Recorded data:
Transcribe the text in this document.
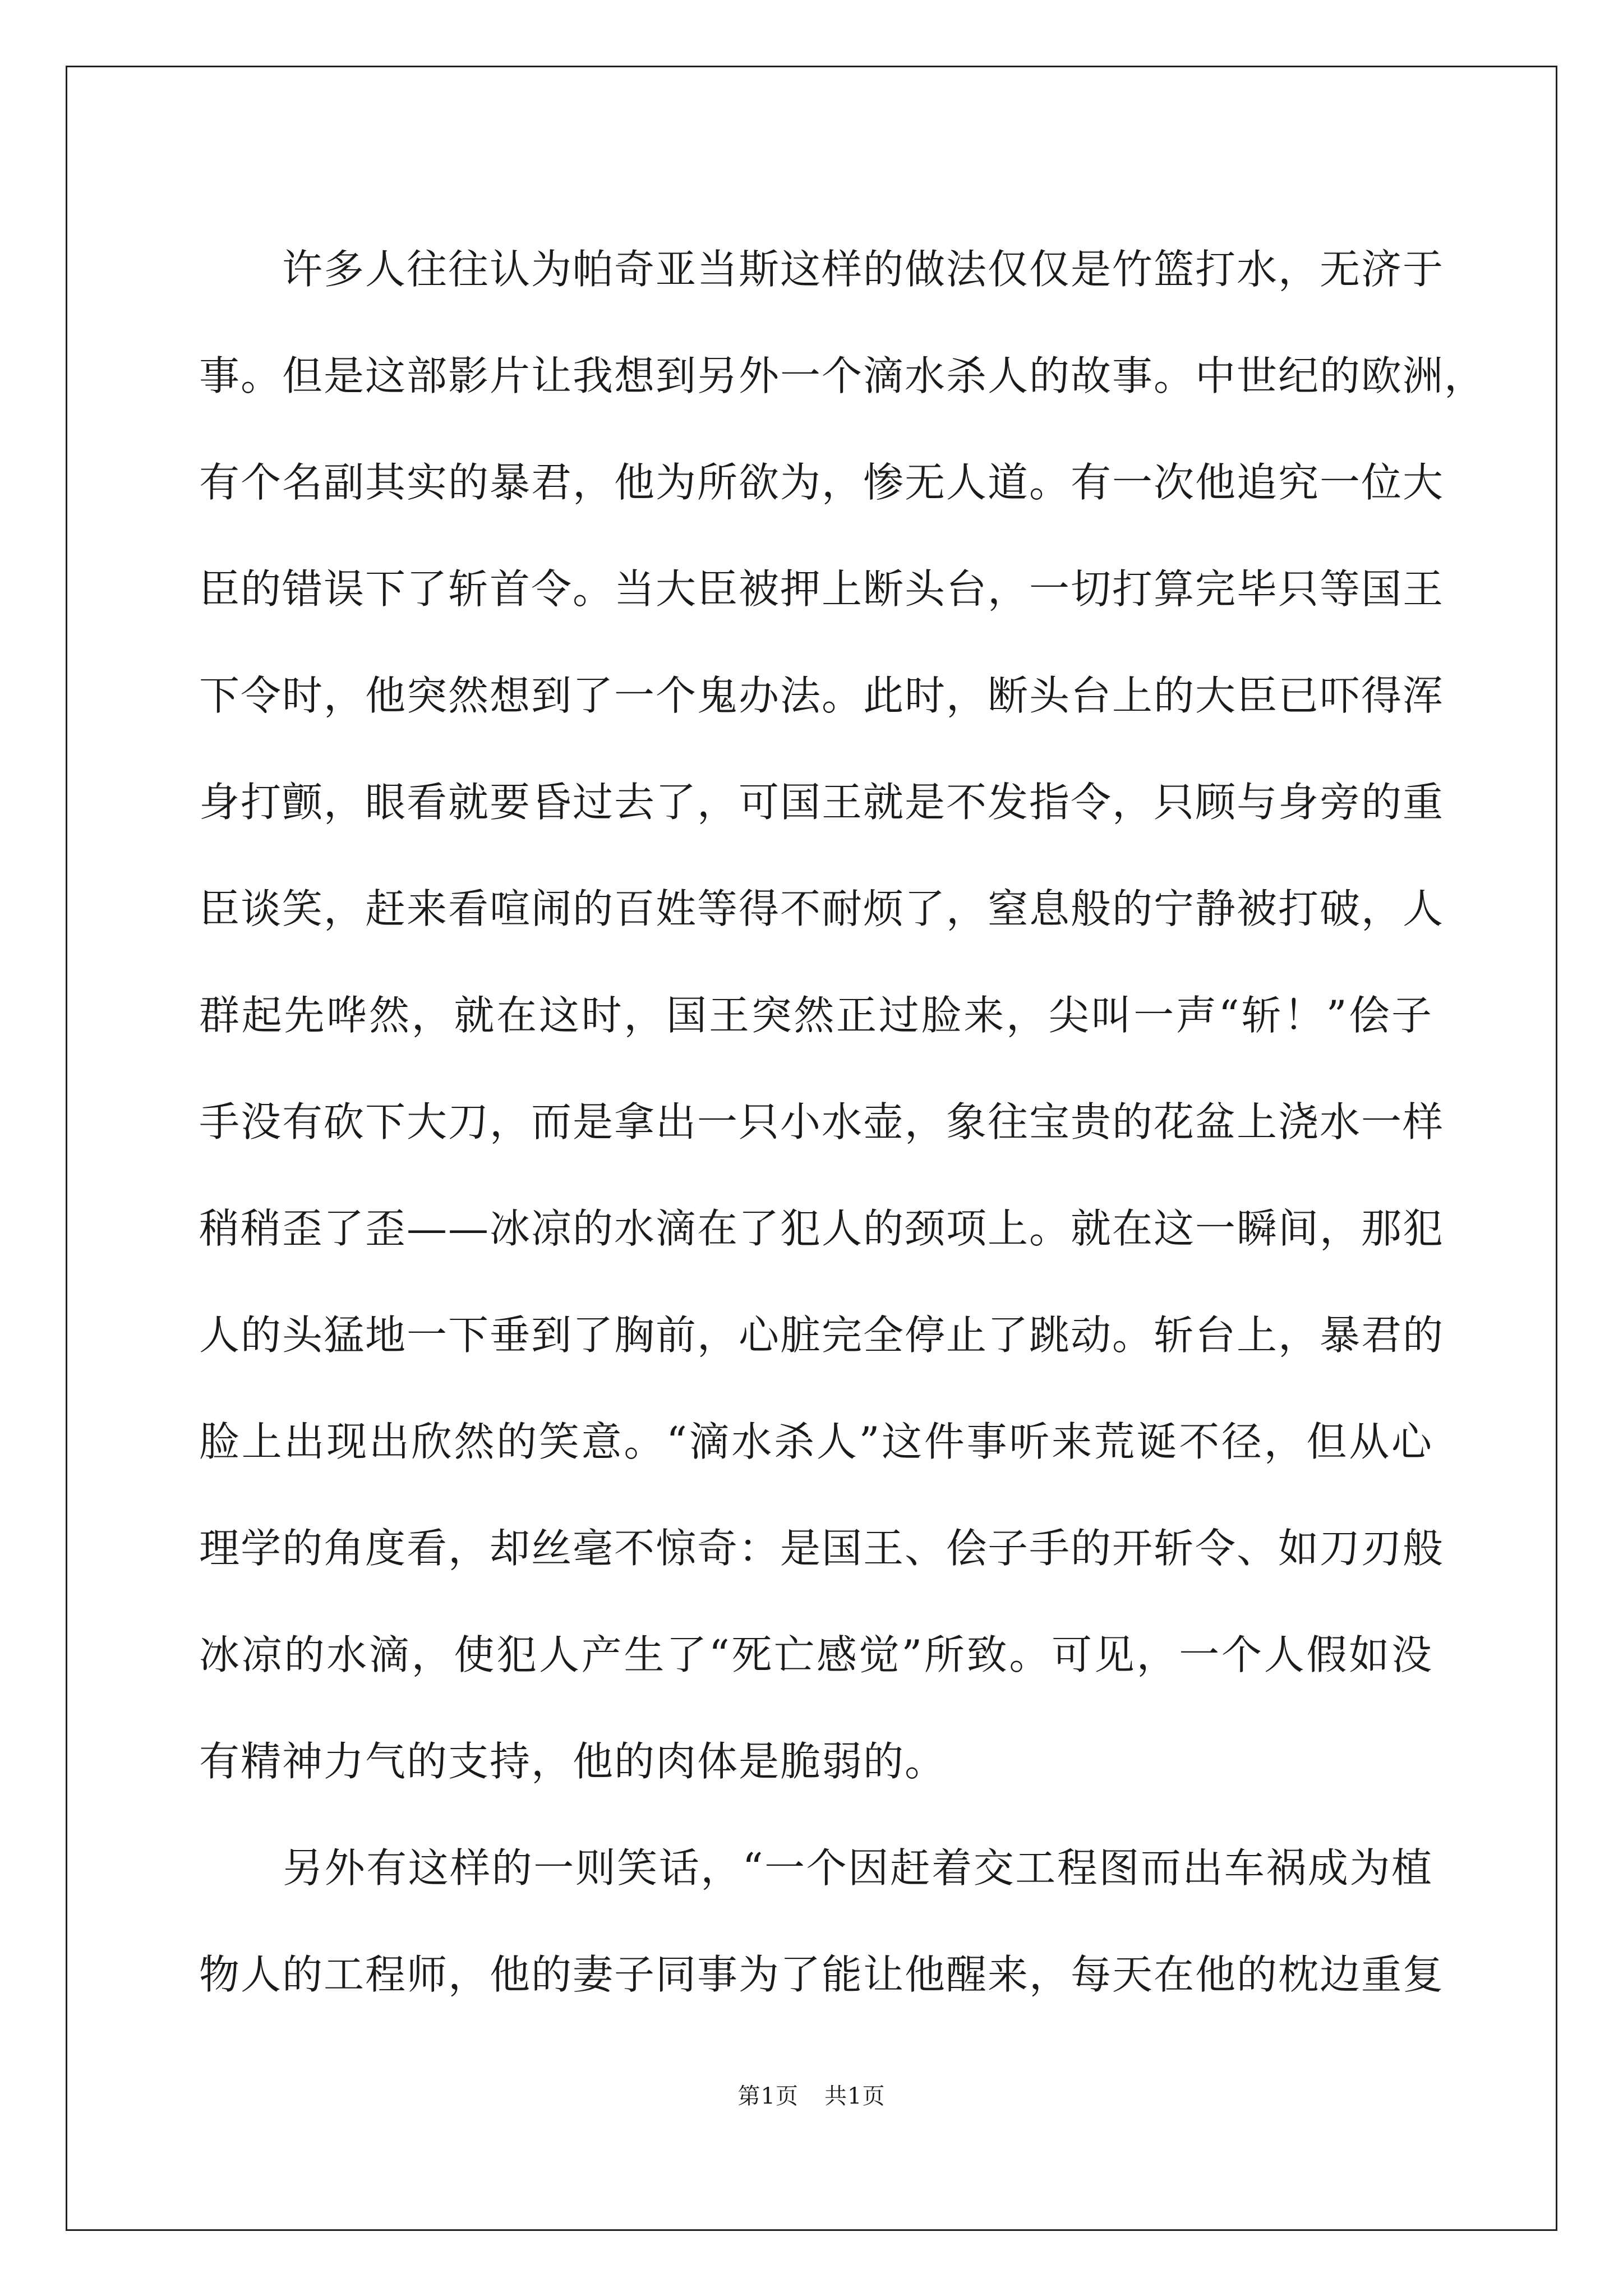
　　许多人往往认为帕奇亚当斯这样的做法仅仅是竹篮打水，无济于
事。但是这部影片让我想到另外一个滴水杀人的故事。中世纪的欧洲，
有个名副其实的暴君，他为所欲为，惨无人道。有一次他追究一位大
臣的错误下了斩首令。当大臣被押上断头台，一切打算完毕只等国王
下令时，他突然想到了一个鬼办法。此时，断头台上的大臣已吓得浑
身打颤，眼看就要昏过去了，可国王就是不发指令，只顾与身旁的重
臣谈笑，赶来看喧闹的百姓等得不耐烦了，窒息般的宁静被打破，人
群起先哗然，就在这时，国王突然正过脸来，尖叫一声“斩！”侩子
手没有砍下大刀，而是拿出一只小水壶，象往宝贵的花盆上浇水一样
稍稍歪了歪——冰凉的水滴在了犯人的颈项上。就在这一瞬间，那犯
人的头猛地一下垂到了胸前，心脏完全停止了跳动。斩台上，暴君的
脸上出现出欣然的笑意。“滴水杀人”这件事听来荒诞不径，但从心
理学的角度看，却丝毫不惊奇：是国王、侩子手的开斩令、如刀刃般
冰凉的水滴，使犯人产生了“死亡感觉”所致。可见，一个人假如没
有精神力气的支持，他的肉体是脆弱的。
　　另外有这样的一则笑话，“一个因赶着交工程图而出车祸成为植
物人的工程师，他的妻子同事为了能让他醒来，每天在他的枕边重复
第1页 共1页
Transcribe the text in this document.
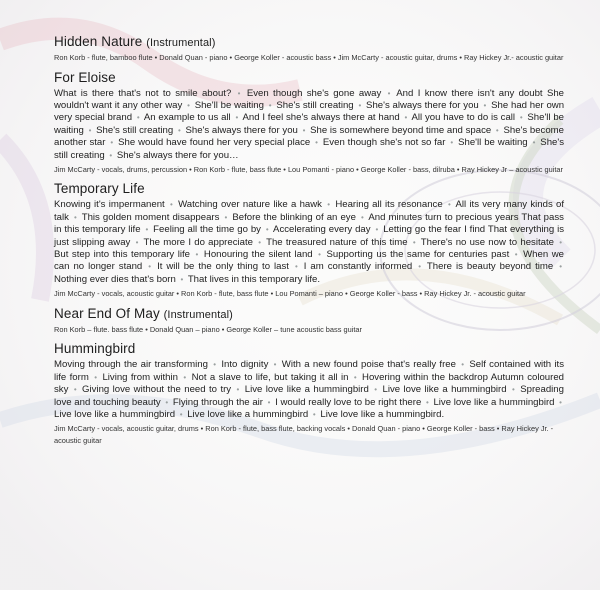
Hidden Nature (Instrumental)
Ron Korb - flute, bamboo flute • Donald Quan - piano • George Koller - acoustic bass • Jim McCarty - acoustic guitar, drums • Ray Hickey Jr.- acoustic guitar
For Eloise
What is there that's not to smile about? • Even though she's gone away • And I know there isn't any doubt She wouldn't want it any other way • She'll be waiting • She's still creating • She's always there for you • She had her own very special brand • An example to us all • And I feel she's always there at hand • All you have to do is call • She'll be waiting • She's still creating • She's always there for you • She is somewhere beyond time and space • She's become another star • She would have found her very special place • Even though she's not so far • She'll be waiting • She's still creating • She's always there for you…
Jim McCarty - vocals, drums, percussion • Ron Korb - flute, bass flute • Lou Pomanti - piano • George Koller - bass, dilruba • Ray Hickey Jr – acoustic guitar
Temporary Life
Knowing it's impermanent • Watching over nature like a hawk • Hearing all its resonance • All its very many kinds of talk • This golden moment disappears • Before the blinking of an eye • And minutes turn to precious years That pass in this temporary life • Feeling all the time go by • Accelerating every day • Letting go the fear I find That everything is just slipping away • The more I do appreciate • The treasured nature of this time • There's no use now to hesitate • But step into this temporary life • Honouring the silent land • Supporting us the same for centuries past • When we can no longer stand • It will be the only thing to last • I am constantly informed • There is beauty beyond time • Nothing ever dies that's born • That lives in this temporary life.
Jim McCarty - vocals, acoustic guitar • Ron Korb - flute, bass flute • Lou Pomanti – piano • George Koller - bass • Ray Hickey Jr. - acoustic guitar
Near End Of May (Instrumental)
Ron Korb – flute. bass flute • Donald Quan – piano • George Koller – tune acoustic bass guitar
Hummingbird
Moving through the air transforming • Into dignity • With a new found poise that's really free • Self contained with its life form • Living from within • Not a slave to life, but taking it all in • Hovering within the backdrop Autumn coloured sky • Giving love without the need to try • Live love like a hummingbird • Live love like a hummingbird • Spreading love and touching beauty • Flying through the air • I would really love to be right there • Live love like a hummingbird • Live love like a hummingbird • Live love like a hummingbird • Live love like a hummingbird.
Jim McCarty - vocals, acoustic guitar, drums • Ron Korb - flute, bass flute, backing vocals • Donald Quan - piano • George Koller - bass • Ray Hickey Jr. - acoustic guitar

Description of the task: Without the pictures, restate all of the entries above verbatim.

Result below:
Transcribe the text in this document.
　　许多人往往认为帕奇亚当斯这样的做法仅仅是竹篮打水，无济于
事。但是这部影片让我想到另外一个滴水杀人的故事。中世纪的欧洲，
有个名副其实的暴君，他为所欲为，惨无人道。有一次他追究一位大
臣的错误下了斩首令。当大臣被押上断头台，一切打算完毕只等国王
下令时，他突然想到了一个鬼办法。此时，断头台上的大臣已吓得浑
身打颤，眼看就要昏过去了，可国王就是不发指令，只顾与身旁的重
臣谈笑，赶来看喧闹的百姓等得不耐烦了，窒息般的宁静被打破，人
群起先哗然，就在这时，国王突然正过脸来，尖叫一声“斩！”侩子
手没有砍下大刀，而是拿出一只小水壶，象往宝贵的花盆上浇水一样
稍稍歪了歪——冰凉的水滴在了犯人的颈项上。就在这一瞬间，那犯
人的头猛地一下垂到了胸前，心脏完全停止了跳动。斩台上，暴君的
脸上出现出欣然的笑意。“滴水杀人”这件事听来荒诞不径，但从心
理学的角度看，却丝毫不惊奇：是国王、侩子手的开斩令、如刀刃般
冰凉的水滴，使犯人产生了“死亡感觉”所致。可见，一个人假如没
有精神力气的支持，他的肉体是脆弱的。
　　另外有这样的一则笑话，“一个因赶着交工程图而出车祸成为植
物人的工程师，他的妻子同事为了能让他醒来，每天在他的枕边重复
第1页 共1页
Transcribe the text in this document.
Hidden Nature (Instrumental)
Ron Korb - flute, bamboo flute • Donald Quan - piano • George Koller - acoustic bass • Jim McCarty - acoustic guitar, drums • Ray Hickey Jr.- acoustic guitar
For Eloise
What is there that's not to smile about? • Even though she's gone away • And I know there isn't any doubt She wouldn't want it any other way • She'll be waiting • She's still creating • She's always there for you • She had her own very special brand • An example to us all • And I feel she's always there at hand • All you have to do is call • She'll be waiting • She's still creating • She's always there for you • She is somewhere beyond time and space • She's become another star • She would have found her very special place • Even though she's not so far • She'll be waiting • She's still creating • She's always there for you…
Jim McCarty - vocals, drums, percussion • Ron Korb - flute, bass flute • Lou Pomanti - piano • George Koller - bass, dilruba • Ray Hickey Jr – acoustic guitar
Temporary Life
Knowing it's impermanent • Watching over nature like a hawk • Hearing all its resonance • All its very many kinds of talk • This golden moment disappears • Before the blinking of an eye • And minutes turn to precious years That pass in this temporary life • Feeling all the time go by • Accelerating every day • Letting go the fear I find That everything is just slipping away • The more I do appreciate • The treasured nature of this time • There's no use now to hesitate • But step into this temporary life • Honouring the silent land • Supporting us the same for centuries past • When we can no longer stand • It will be the only thing to last • I am constantly informed • There is beauty beyond time • Nothing ever dies that's born • That lives in this temporary life.
Jim McCarty - vocals, acoustic guitar • Ron Korb - flute, bass flute • Lou Pomanti – piano • George Koller - bass • Ray Hickey Jr. - acoustic guitar
Near End Of May (Instrumental)
Ron Korb – flute. bass flute • Donald Quan – piano • George Koller – tune acoustic bass guitar
Hummingbird
Moving through the air transforming • Into dignity • With a new found poise that's really free • Self contained with its life form • Living from within • Not a slave to life, but taking it all in • Hovering within the backdrop Autumn coloured sky • Giving love without the need to try • Live love like a hummingbird • Live love like a hummingbird • Spreading love and touching beauty • Flying through the air • I would really love to be right there • Live love like a hummingbird • Live love like a hummingbird • Live love like a hummingbird • Live love like a hummingbird.
Jim McCarty - vocals, acoustic guitar, drums • Ron Korb - flute, bass flute, backing vocals • Donald Quan - piano • George Koller - bass • Ray Hickey Jr. - acoustic guitar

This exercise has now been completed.